──────── DATASET ROWS

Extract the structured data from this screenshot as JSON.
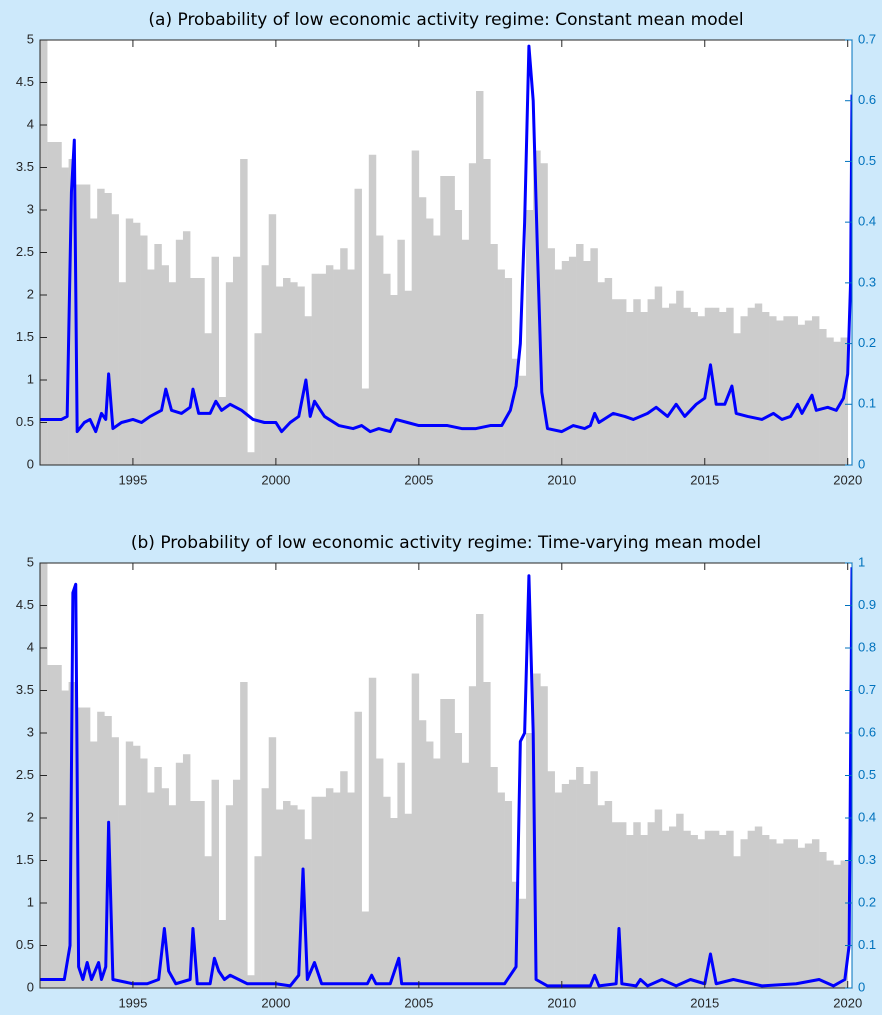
{
  "chart_data": [
    {
      "type": "bar",
      "title": "(a) Probability of low economic activity regime: Constant mean model",
      "xlim": [
        1991.75,
        2020.15
      ],
      "xticks": [
        1995,
        2000,
        2005,
        2010,
        2015,
        2020
      ],
      "ylim": [
        0,
        5
      ],
      "yticks": [
        0,
        0.5,
        1,
        1.5,
        2,
        2.5,
        3,
        3.5,
        4,
        4.5,
        5
      ],
      "y2lim": [
        0,
        0.7
      ],
      "y2ticks": [
        0,
        0.1,
        0.2,
        0.3,
        0.4,
        0.5,
        0.6,
        0.7
      ],
      "y2color": "#0072bd",
      "series": [
        {
          "type": "bar",
          "color": "#cccccc",
          "x": [
            1992,
            1992.25,
            1992.5,
            1992.75,
            1993,
            1993.25,
            1993.5,
            1993.75,
            1994,
            1994.25,
            1994.5,
            1994.75,
            1995,
            1995.25,
            1995.5,
            1995.75,
            1996,
            1996.25,
            1996.5,
            1996.75,
            1997,
            1997.25,
            1997.5,
            1997.75,
            1998,
            1998.25,
            1998.5,
            1998.75,
            1999,
            1999.25,
            1999.5,
            1999.75,
            2000,
            2000.25,
            2000.5,
            2000.75,
            2001,
            2001.25,
            2001.5,
            2001.75,
            2002,
            2002.25,
            2002.5,
            2002.75,
            2003,
            2003.25,
            2003.5,
            2003.75,
            2004,
            2004.25,
            2004.5,
            2004.75,
            2005,
            2005.25,
            2005.5,
            2005.75,
            2006,
            2006.25,
            2006.5,
            2006.75,
            2007,
            2007.25,
            2007.5,
            2007.75,
            2008,
            2008.25,
            2008.5,
            2008.75,
            2009,
            2009.25,
            2009.5,
            2009.75,
            2010,
            2010.25,
            2010.5,
            2010.75,
            2011,
            2011.25,
            2011.5,
            2011.75,
            2012,
            2012.25,
            2012.5,
            2012.75,
            2013,
            2013.25,
            2013.5,
            2013.75,
            2014,
            2014.25,
            2014.5,
            2014.75,
            2015,
            2015.25,
            2015.5,
            2015.75,
            2016,
            2016.25,
            2016.5,
            2016.75,
            2017,
            2017.25,
            2017.5,
            2017.75,
            2018,
            2018.25,
            2018.5,
            2018.75,
            2019,
            2019.25,
            2019.5,
            2019.75,
            2020
          ],
          "values": [
            5,
            3.8,
            3.8,
            3.5,
            3.6,
            3.3,
            3.3,
            2.9,
            3.25,
            3.2,
            2.95,
            2.15,
            2.9,
            2.85,
            2.7,
            2.3,
            2.6,
            2.35,
            2.15,
            2.65,
            2.75,
            2.2,
            2.2,
            1.55,
            2.45,
            0.8,
            2.15,
            2.45,
            3.6,
            0.15,
            1.55,
            2.35,
            2.95,
            2.1,
            2.2,
            2.15,
            2.1,
            1.75,
            2.25,
            2.25,
            2.35,
            2.3,
            2.55,
            2.3,
            3.25,
            0.9,
            3.65,
            2.7,
            2.25,
            2.0,
            2.65,
            2.05,
            3.7,
            3.15,
            2.9,
            2.7,
            3.4,
            3.4,
            3.0,
            2.65,
            3.55,
            4.4,
            3.6,
            2.6,
            2.3,
            2.2,
            1.25,
            1.05,
            3.0,
            3.7,
            3.55,
            2.55,
            2.3,
            2.4,
            2.45,
            2.6,
            2.4,
            2.55,
            2.15,
            2.2,
            1.95,
            1.95,
            1.8,
            1.95,
            1.8,
            1.95,
            2.1,
            1.85,
            1.9,
            2.05,
            1.85,
            1.8,
            1.75,
            1.85,
            1.85,
            1.8,
            1.85,
            1.55,
            1.75,
            1.85,
            1.9,
            1.8,
            1.75,
            1.7,
            1.75,
            1.75,
            1.65,
            1.7,
            1.75,
            1.6,
            1.5,
            1.45,
            1.5
          ]
        },
        {
          "type": "line",
          "axis": "y2",
          "color": "#0000ff",
          "x": [
            1991.75,
            1992.5,
            1992.7,
            1992.85,
            1992.95,
            1993.05,
            1993.3,
            1993.5,
            1993.7,
            1993.9,
            1994.05,
            1994.15,
            1994.3,
            1994.6,
            1995.0,
            1995.3,
            1995.6,
            1996.0,
            1996.15,
            1996.35,
            1996.7,
            1997.0,
            1997.1,
            1997.3,
            1997.7,
            1997.9,
            1998.1,
            1998.4,
            1998.8,
            1999.2,
            1999.6,
            2000.0,
            2000.2,
            2000.5,
            2000.8,
            2001.05,
            2001.2,
            2001.35,
            2001.7,
            2002.2,
            2002.7,
            2003.0,
            2003.3,
            2003.6,
            2004.0,
            2004.2,
            2004.6,
            2005.0,
            2005.5,
            2006.0,
            2006.5,
            2007.0,
            2007.5,
            2007.9,
            2008.2,
            2008.4,
            2008.55,
            2008.7,
            2008.85,
            2009.0,
            2009.15,
            2009.3,
            2009.5,
            2010.0,
            2010.4,
            2010.8,
            2011.0,
            2011.15,
            2011.3,
            2011.8,
            2012.2,
            2012.5,
            2013.0,
            2013.3,
            2013.7,
            2014.0,
            2014.3,
            2014.7,
            2015.0,
            2015.2,
            2015.4,
            2015.7,
            2015.95,
            2016.1,
            2016.5,
            2017.0,
            2017.4,
            2017.7,
            2018.0,
            2018.25,
            2018.4,
            2018.75,
            2018.9,
            2019.3,
            2019.6,
            2019.85,
            2020.0,
            2020.1,
            2020.15
          ],
          "values": [
            0.075,
            0.075,
            0.08,
            0.45,
            0.535,
            0.055,
            0.07,
            0.075,
            0.055,
            0.085,
            0.075,
            0.15,
            0.06,
            0.07,
            0.075,
            0.07,
            0.08,
            0.09,
            0.125,
            0.09,
            0.085,
            0.095,
            0.125,
            0.085,
            0.085,
            0.105,
            0.09,
            0.1,
            0.09,
            0.075,
            0.07,
            0.07,
            0.055,
            0.07,
            0.08,
            0.14,
            0.08,
            0.105,
            0.08,
            0.065,
            0.06,
            0.065,
            0.055,
            0.06,
            0.055,
            0.075,
            0.07,
            0.065,
            0.065,
            0.065,
            0.06,
            0.06,
            0.065,
            0.065,
            0.09,
            0.13,
            0.2,
            0.4,
            0.69,
            0.6,
            0.35,
            0.12,
            0.06,
            0.055,
            0.065,
            0.06,
            0.065,
            0.085,
            0.07,
            0.085,
            0.08,
            0.075,
            0.085,
            0.095,
            0.08,
            0.1,
            0.08,
            0.1,
            0.11,
            0.165,
            0.1,
            0.1,
            0.13,
            0.085,
            0.08,
            0.075,
            0.085,
            0.075,
            0.08,
            0.1,
            0.085,
            0.115,
            0.09,
            0.095,
            0.09,
            0.11,
            0.15,
            0.3,
            0.61
          ]
        }
      ]
    },
    {
      "type": "bar",
      "title": "(b) Probability of low economic activity regime: Time-varying mean model",
      "xlim": [
        1991.75,
        2020.15
      ],
      "xticks": [
        1995,
        2000,
        2005,
        2010,
        2015,
        2020
      ],
      "ylim": [
        0,
        5
      ],
      "yticks": [
        0,
        0.5,
        1,
        1.5,
        2,
        2.5,
        3,
        3.5,
        4,
        4.5,
        5
      ],
      "y2lim": [
        0,
        1
      ],
      "y2ticks": [
        0,
        0.1,
        0.2,
        0.3,
        0.4,
        0.5,
        0.6,
        0.7,
        0.8,
        0.9,
        1
      ],
      "y2color": "#0072bd",
      "series": [
        {
          "type": "bar",
          "color": "#cccccc",
          "x": [
            1992,
            1992.25,
            1992.5,
            1992.75,
            1993,
            1993.25,
            1993.5,
            1993.75,
            1994,
            1994.25,
            1994.5,
            1994.75,
            1995,
            1995.25,
            1995.5,
            1995.75,
            1996,
            1996.25,
            1996.5,
            1996.75,
            1997,
            1997.25,
            1997.5,
            1997.75,
            1998,
            1998.25,
            1998.5,
            1998.75,
            1999,
            1999.25,
            1999.5,
            1999.75,
            2000,
            2000.25,
            2000.5,
            2000.75,
            2001,
            2001.25,
            2001.5,
            2001.75,
            2002,
            2002.25,
            2002.5,
            2002.75,
            2003,
            2003.25,
            2003.5,
            2003.75,
            2004,
            2004.25,
            2004.5,
            2004.75,
            2005,
            2005.25,
            2005.5,
            2005.75,
            2006,
            2006.25,
            2006.5,
            2006.75,
            2007,
            2007.25,
            2007.5,
            2007.75,
            2008,
            2008.25,
            2008.5,
            2008.75,
            2009,
            2009.25,
            2009.5,
            2009.75,
            2010,
            2010.25,
            2010.5,
            2010.75,
            2011,
            2011.25,
            2011.5,
            2011.75,
            2012,
            2012.25,
            2012.5,
            2012.75,
            2013,
            2013.25,
            2013.5,
            2013.75,
            2014,
            2014.25,
            2014.5,
            2014.75,
            2015,
            2015.25,
            2015.5,
            2015.75,
            2016,
            2016.25,
            2016.5,
            2016.75,
            2017,
            2017.25,
            2017.5,
            2017.75,
            2018,
            2018.25,
            2018.5,
            2018.75,
            2019,
            2019.25,
            2019.5,
            2019.75,
            2020
          ],
          "values": [
            5,
            3.8,
            3.8,
            3.5,
            3.6,
            3.3,
            3.3,
            2.9,
            3.25,
            3.2,
            2.95,
            2.15,
            2.9,
            2.85,
            2.7,
            2.3,
            2.6,
            2.35,
            2.15,
            2.65,
            2.75,
            2.2,
            2.2,
            1.55,
            2.45,
            0.8,
            2.15,
            2.45,
            3.6,
            0.15,
            1.55,
            2.35,
            2.95,
            2.1,
            2.2,
            2.15,
            2.1,
            1.75,
            2.25,
            2.25,
            2.35,
            2.3,
            2.55,
            2.3,
            3.25,
            0.9,
            3.65,
            2.7,
            2.25,
            2.0,
            2.65,
            2.05,
            3.7,
            3.15,
            2.9,
            2.7,
            3.4,
            3.4,
            3.0,
            2.65,
            3.55,
            4.4,
            3.6,
            2.6,
            2.3,
            2.2,
            1.25,
            1.05,
            3.0,
            3.7,
            3.55,
            2.55,
            2.3,
            2.4,
            2.45,
            2.6,
            2.4,
            2.55,
            2.15,
            2.2,
            1.95,
            1.95,
            1.8,
            1.95,
            1.8,
            1.95,
            2.1,
            1.85,
            1.9,
            2.05,
            1.85,
            1.8,
            1.75,
            1.85,
            1.85,
            1.8,
            1.85,
            1.55,
            1.75,
            1.85,
            1.9,
            1.8,
            1.75,
            1.7,
            1.75,
            1.75,
            1.65,
            1.7,
            1.75,
            1.6,
            1.5,
            1.45,
            1.5
          ]
        },
        {
          "type": "line",
          "axis": "y2",
          "color": "#0000ff",
          "x": [
            1991.75,
            1992.6,
            1992.8,
            1992.9,
            1993.0,
            1993.1,
            1993.25,
            1993.4,
            1993.55,
            1993.8,
            1993.9,
            1994.05,
            1994.15,
            1994.3,
            1995.0,
            1995.5,
            1995.9,
            1996.1,
            1996.25,
            1996.5,
            1997.0,
            1997.1,
            1997.25,
            1997.7,
            1997.85,
            1998.0,
            1998.2,
            1998.4,
            1998.7,
            1999.0,
            2000.0,
            2000.5,
            2000.8,
            2000.95,
            2001.1,
            2001.35,
            2001.6,
            2003.2,
            2003.35,
            2003.5,
            2004.0,
            2004.15,
            2004.3,
            2004.4,
            2008.0,
            2008.4,
            2008.55,
            2008.7,
            2008.85,
            2009.0,
            2009.1,
            2009.5,
            2011.0,
            2011.15,
            2011.3,
            2011.9,
            2012.0,
            2012.1,
            2012.6,
            2012.75,
            2013.0,
            2013.5,
            2014.0,
            2014.5,
            2015.0,
            2015.2,
            2015.4,
            2016.0,
            2017.0,
            2018.2,
            2019.0,
            2019.5,
            2019.9,
            2020.05,
            2020.15
          ],
          "values": [
            0.02,
            0.02,
            0.1,
            0.93,
            0.95,
            0.05,
            0.02,
            0.06,
            0.02,
            0.06,
            0.02,
            0.05,
            0.39,
            0.02,
            0.01,
            0.01,
            0.02,
            0.14,
            0.04,
            0.01,
            0.02,
            0.14,
            0.01,
            0.01,
            0.07,
            0.04,
            0.02,
            0.03,
            0.02,
            0.01,
            0.01,
            0.005,
            0.03,
            0.28,
            0.02,
            0.06,
            0.01,
            0.01,
            0.03,
            0.01,
            0.01,
            0.04,
            0.07,
            0.01,
            0.01,
            0.05,
            0.58,
            0.6,
            0.97,
            0.6,
            0.02,
            0.005,
            0.005,
            0.03,
            0.005,
            0.01,
            0.14,
            0.01,
            0.005,
            0.02,
            0.005,
            0.02,
            0.005,
            0.02,
            0.01,
            0.08,
            0.01,
            0.02,
            0.005,
            0.01,
            0.02,
            0.005,
            0.02,
            0.1,
            0.99
          ]
        }
      ]
    }
  ]
}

────────────────

== WHAT THE TASK REQUIRES ==
Check each line of the data above for the string "activity" and report only how many lines have it.

== RESPONSE TO THIS TASK ==
2